TASK DETAILS
Would you retype all of these records exactly?

DATA SHOWN
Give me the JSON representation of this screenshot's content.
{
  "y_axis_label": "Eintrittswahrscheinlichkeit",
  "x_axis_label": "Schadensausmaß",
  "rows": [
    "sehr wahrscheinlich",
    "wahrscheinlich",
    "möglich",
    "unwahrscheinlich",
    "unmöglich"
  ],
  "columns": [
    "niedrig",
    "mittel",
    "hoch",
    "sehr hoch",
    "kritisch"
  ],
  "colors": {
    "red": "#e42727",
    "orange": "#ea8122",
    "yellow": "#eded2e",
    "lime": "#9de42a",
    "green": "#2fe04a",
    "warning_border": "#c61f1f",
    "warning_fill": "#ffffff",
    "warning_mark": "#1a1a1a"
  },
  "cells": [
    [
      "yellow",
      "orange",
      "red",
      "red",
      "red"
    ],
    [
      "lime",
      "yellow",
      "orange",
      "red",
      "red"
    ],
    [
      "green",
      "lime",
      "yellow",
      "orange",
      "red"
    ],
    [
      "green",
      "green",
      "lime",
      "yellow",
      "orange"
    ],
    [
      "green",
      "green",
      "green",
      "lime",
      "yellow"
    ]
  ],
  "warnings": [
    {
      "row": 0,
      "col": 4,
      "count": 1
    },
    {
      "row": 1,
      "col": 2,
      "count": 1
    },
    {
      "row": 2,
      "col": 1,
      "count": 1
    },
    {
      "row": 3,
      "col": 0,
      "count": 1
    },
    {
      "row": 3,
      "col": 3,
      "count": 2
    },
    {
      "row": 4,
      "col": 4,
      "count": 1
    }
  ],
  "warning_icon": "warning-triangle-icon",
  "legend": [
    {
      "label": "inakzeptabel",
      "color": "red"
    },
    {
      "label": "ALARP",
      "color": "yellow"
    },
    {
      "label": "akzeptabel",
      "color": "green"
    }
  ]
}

CORRECT OUTPUT
Give me the JSON representation of this screenshot's content.
{
  "y_axis_label": "Eintrittswahrscheinlichkeit",
  "x_axis_label": "Schadensausmaß",
  "rows": [
    "sehr wahrscheinlich",
    "wahrscheinlich",
    "möglich",
    "unwahrscheinlich",
    "unmöglich"
  ],
  "columns": [
    "niedrig",
    "mittel",
    "hoch",
    "sehr hoch",
    "kritisch"
  ],
  "colors": {
    "red": "#e42727",
    "orange": "#ea8122",
    "yellow": "#eded2e",
    "lime": "#9de42a",
    "green": "#2fe04a",
    "warning_border": "#c61f1f",
    "warning_fill": "#ffffff",
    "warning_mark": "#1a1a1a"
  },
  "cells": [
    [
      "yellow",
      "orange",
      "red",
      "red",
      "red"
    ],
    [
      "lime",
      "yellow",
      "orange",
      "red",
      "red"
    ],
    [
      "green",
      "lime",
      "yellow",
      "orange",
      "red"
    ],
    [
      "green",
      "green",
      "lime",
      "yellow",
      "orange"
    ],
    [
      "green",
      "green",
      "green",
      "lime",
      "yellow"
    ]
  ],
  "warnings": [
    {
      "row": 0,
      "col": 4,
      "count": 1
    },
    {
      "row": 1,
      "col": 2,
      "count": 1
    },
    {
      "row": 2,
      "col": 1,
      "count": 1
    },
    {
      "row": 3,
      "col": 0,
      "count": 1
    },
    {
      "row": 3,
      "col": 3,
      "count": 2
    },
    {
      "row": 4,
      "col": 4,
      "count": 1
    }
  ],
  "warning_icon": "warning-triangle-icon",
  "legend": [
    {
      "label": "inakzeptabel",
      "color": "red"
    },
    {
      "label": "ALARP",
      "color": "yellow"
    },
    {
      "label": "akzeptabel",
      "color": "green"
    }
  ]
}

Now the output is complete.